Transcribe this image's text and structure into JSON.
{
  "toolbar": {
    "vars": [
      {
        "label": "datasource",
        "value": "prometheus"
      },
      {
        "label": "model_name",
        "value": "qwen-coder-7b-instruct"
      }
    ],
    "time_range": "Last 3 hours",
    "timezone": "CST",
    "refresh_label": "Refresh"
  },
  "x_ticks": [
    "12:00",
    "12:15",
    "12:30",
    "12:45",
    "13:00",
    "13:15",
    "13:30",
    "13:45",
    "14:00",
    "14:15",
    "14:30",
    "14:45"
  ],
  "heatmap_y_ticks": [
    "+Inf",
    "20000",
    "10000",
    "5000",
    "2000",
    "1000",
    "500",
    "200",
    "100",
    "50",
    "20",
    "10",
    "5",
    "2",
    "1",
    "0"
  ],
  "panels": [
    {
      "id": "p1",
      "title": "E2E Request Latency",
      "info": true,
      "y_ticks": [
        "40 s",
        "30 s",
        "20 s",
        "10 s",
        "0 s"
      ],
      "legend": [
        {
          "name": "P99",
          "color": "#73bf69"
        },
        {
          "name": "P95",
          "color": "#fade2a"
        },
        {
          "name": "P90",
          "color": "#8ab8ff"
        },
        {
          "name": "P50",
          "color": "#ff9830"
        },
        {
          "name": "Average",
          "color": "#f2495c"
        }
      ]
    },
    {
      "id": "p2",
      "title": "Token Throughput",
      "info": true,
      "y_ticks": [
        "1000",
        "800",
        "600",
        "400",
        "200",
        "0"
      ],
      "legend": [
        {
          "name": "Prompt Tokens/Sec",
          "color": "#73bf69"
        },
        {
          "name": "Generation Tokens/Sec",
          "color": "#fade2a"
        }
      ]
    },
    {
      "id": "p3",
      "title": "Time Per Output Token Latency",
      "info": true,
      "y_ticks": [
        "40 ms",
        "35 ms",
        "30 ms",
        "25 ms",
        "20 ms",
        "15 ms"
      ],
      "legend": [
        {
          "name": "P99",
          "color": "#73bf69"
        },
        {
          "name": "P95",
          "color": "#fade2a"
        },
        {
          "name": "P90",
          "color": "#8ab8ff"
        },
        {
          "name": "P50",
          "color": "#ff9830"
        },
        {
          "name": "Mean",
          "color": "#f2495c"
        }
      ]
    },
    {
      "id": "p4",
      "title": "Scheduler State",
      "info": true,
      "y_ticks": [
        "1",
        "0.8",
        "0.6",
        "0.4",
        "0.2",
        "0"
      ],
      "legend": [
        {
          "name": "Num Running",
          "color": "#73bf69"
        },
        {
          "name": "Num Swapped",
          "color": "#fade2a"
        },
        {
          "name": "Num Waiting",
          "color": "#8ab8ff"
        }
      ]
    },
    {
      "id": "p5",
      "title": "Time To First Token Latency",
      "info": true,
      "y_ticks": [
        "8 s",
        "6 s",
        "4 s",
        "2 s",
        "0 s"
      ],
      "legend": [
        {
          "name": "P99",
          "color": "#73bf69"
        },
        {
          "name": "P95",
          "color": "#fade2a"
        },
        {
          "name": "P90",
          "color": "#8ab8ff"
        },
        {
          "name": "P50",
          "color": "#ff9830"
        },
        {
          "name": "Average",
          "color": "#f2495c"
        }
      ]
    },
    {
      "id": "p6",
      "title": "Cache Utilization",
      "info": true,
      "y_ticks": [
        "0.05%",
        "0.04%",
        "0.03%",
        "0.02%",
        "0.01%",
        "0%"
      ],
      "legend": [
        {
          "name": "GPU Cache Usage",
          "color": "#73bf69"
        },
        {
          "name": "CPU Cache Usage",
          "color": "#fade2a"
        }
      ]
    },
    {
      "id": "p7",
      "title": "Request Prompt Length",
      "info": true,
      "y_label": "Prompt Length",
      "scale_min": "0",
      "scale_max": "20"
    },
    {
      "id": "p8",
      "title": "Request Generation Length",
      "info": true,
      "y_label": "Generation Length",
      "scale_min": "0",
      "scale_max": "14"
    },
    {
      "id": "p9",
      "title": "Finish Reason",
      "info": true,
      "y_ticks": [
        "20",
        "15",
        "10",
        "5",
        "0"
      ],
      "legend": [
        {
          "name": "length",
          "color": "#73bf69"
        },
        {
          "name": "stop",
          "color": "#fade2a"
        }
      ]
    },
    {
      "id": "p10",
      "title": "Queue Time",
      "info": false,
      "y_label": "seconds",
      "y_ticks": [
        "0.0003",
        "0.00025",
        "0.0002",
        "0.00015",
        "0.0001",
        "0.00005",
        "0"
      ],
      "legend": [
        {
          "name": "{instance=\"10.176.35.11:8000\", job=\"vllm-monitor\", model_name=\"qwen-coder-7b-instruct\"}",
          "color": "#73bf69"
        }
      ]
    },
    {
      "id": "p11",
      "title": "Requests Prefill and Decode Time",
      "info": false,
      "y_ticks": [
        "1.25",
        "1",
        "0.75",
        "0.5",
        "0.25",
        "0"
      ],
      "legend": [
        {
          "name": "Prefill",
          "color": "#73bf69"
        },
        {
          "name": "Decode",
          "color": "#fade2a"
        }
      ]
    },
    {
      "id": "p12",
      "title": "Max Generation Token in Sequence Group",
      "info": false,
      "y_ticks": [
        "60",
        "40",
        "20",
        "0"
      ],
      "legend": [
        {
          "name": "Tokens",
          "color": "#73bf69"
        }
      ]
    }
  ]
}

**Exercise directions**: All entries shown above should be printed again exactly.

**Response to the exercise**:
Transcribe this image's text and structure into JSON.
{
  "toolbar": {
    "vars": [
      {
        "label": "datasource",
        "value": "prometheus"
      },
      {
        "label": "model_name",
        "value": "qwen-coder-7b-instruct"
      }
    ],
    "time_range": "Last 3 hours",
    "timezone": "CST",
    "refresh_label": "Refresh"
  },
  "x_ticks": [
    "12:00",
    "12:15",
    "12:30",
    "12:45",
    "13:00",
    "13:15",
    "13:30",
    "13:45",
    "14:00",
    "14:15",
    "14:30",
    "14:45"
  ],
  "heatmap_y_ticks": [
    "+Inf",
    "20000",
    "10000",
    "5000",
    "2000",
    "1000",
    "500",
    "200",
    "100",
    "50",
    "20",
    "10",
    "5",
    "2",
    "1",
    "0"
  ],
  "panels": [
    {
      "id": "p1",
      "title": "E2E Request Latency",
      "info": true,
      "y_ticks": [
        "40 s",
        "30 s",
        "20 s",
        "10 s",
        "0 s"
      ],
      "legend": [
        {
          "name": "P99",
          "color": "#73bf69"
        },
        {
          "name": "P95",
          "color": "#fade2a"
        },
        {
          "name": "P90",
          "color": "#8ab8ff"
        },
        {
          "name": "P50",
          "color": "#ff9830"
        },
        {
          "name": "Average",
          "color": "#f2495c"
        }
      ]
    },
    {
      "id": "p2",
      "title": "Token Throughput",
      "info": true,
      "y_ticks": [
        "1000",
        "800",
        "600",
        "400",
        "200",
        "0"
      ],
      "legend": [
        {
          "name": "Prompt Tokens/Sec",
          "color": "#73bf69"
        },
        {
          "name": "Generation Tokens/Sec",
          "color": "#fade2a"
        }
      ]
    },
    {
      "id": "p3",
      "title": "Time Per Output Token Latency",
      "info": true,
      "y_ticks": [
        "40 ms",
        "35 ms",
        "30 ms",
        "25 ms",
        "20 ms",
        "15 ms"
      ],
      "legend": [
        {
          "name": "P99",
          "color": "#73bf69"
        },
        {
          "name": "P95",
          "color": "#fade2a"
        },
        {
          "name": "P90",
          "color": "#8ab8ff"
        },
        {
          "name": "P50",
          "color": "#ff9830"
        },
        {
          "name": "Mean",
          "color": "#f2495c"
        }
      ]
    },
    {
      "id": "p4",
      "title": "Scheduler State",
      "info": true,
      "y_ticks": [
        "1",
        "0.8",
        "0.6",
        "0.4",
        "0.2",
        "0"
      ],
      "legend": [
        {
          "name": "Num Running",
          "color": "#73bf69"
        },
        {
          "name": "Num Swapped",
          "color": "#fade2a"
        },
        {
          "name": "Num Waiting",
          "color": "#8ab8ff"
        }
      ]
    },
    {
      "id": "p5",
      "title": "Time To First Token Latency",
      "info": true,
      "y_ticks": [
        "8 s",
        "6 s",
        "4 s",
        "2 s",
        "0 s"
      ],
      "legend": [
        {
          "name": "P99",
          "color": "#73bf69"
        },
        {
          "name": "P95",
          "color": "#fade2a"
        },
        {
          "name": "P90",
          "color": "#8ab8ff"
        },
        {
          "name": "P50",
          "color": "#ff9830"
        },
        {
          "name": "Average",
          "color": "#f2495c"
        }
      ]
    },
    {
      "id": "p6",
      "title": "Cache Utilization",
      "info": true,
      "y_ticks": [
        "0.05%",
        "0.04%",
        "0.03%",
        "0.02%",
        "0.01%",
        "0%"
      ],
      "legend": [
        {
          "name": "GPU Cache Usage",
          "color": "#73bf69"
        },
        {
          "name": "CPU Cache Usage",
          "color": "#fade2a"
        }
      ]
    },
    {
      "id": "p7",
      "title": "Request Prompt Length",
      "info": true,
      "y_label": "Prompt Length",
      "scale_min": "0",
      "scale_max": "20"
    },
    {
      "id": "p8",
      "title": "Request Generation Length",
      "info": true,
      "y_label": "Generation Length",
      "scale_min": "0",
      "scale_max": "14"
    },
    {
      "id": "p9",
      "title": "Finish Reason",
      "info": true,
      "y_ticks": [
        "20",
        "15",
        "10",
        "5",
        "0"
      ],
      "legend": [
        {
          "name": "length",
          "color": "#73bf69"
        },
        {
          "name": "stop",
          "color": "#fade2a"
        }
      ]
    },
    {
      "id": "p10",
      "title": "Queue Time",
      "info": false,
      "y_label": "seconds",
      "y_ticks": [
        "0.0003",
        "0.00025",
        "0.0002",
        "0.00015",
        "0.0001",
        "0.00005",
        "0"
      ],
      "legend": [
        {
          "name": "{instance=\"10.176.35.11:8000\", job=\"vllm-monitor\", model_name=\"qwen-coder-7b-instruct\"}",
          "color": "#73bf69"
        }
      ]
    },
    {
      "id": "p11",
      "title": "Requests Prefill and Decode Time",
      "info": false,
      "y_ticks": [
        "1.25",
        "1",
        "0.75",
        "0.5",
        "0.25",
        "0"
      ],
      "legend": [
        {
          "name": "Prefill",
          "color": "#73bf69"
        },
        {
          "name": "Decode",
          "color": "#fade2a"
        }
      ]
    },
    {
      "id": "p12",
      "title": "Max Generation Token in Sequence Group",
      "info": false,
      "y_ticks": [
        "60",
        "40",
        "20",
        "0"
      ],
      "legend": [
        {
          "name": "Tokens",
          "color": "#73bf69"
        }
      ]
    }
  ]
}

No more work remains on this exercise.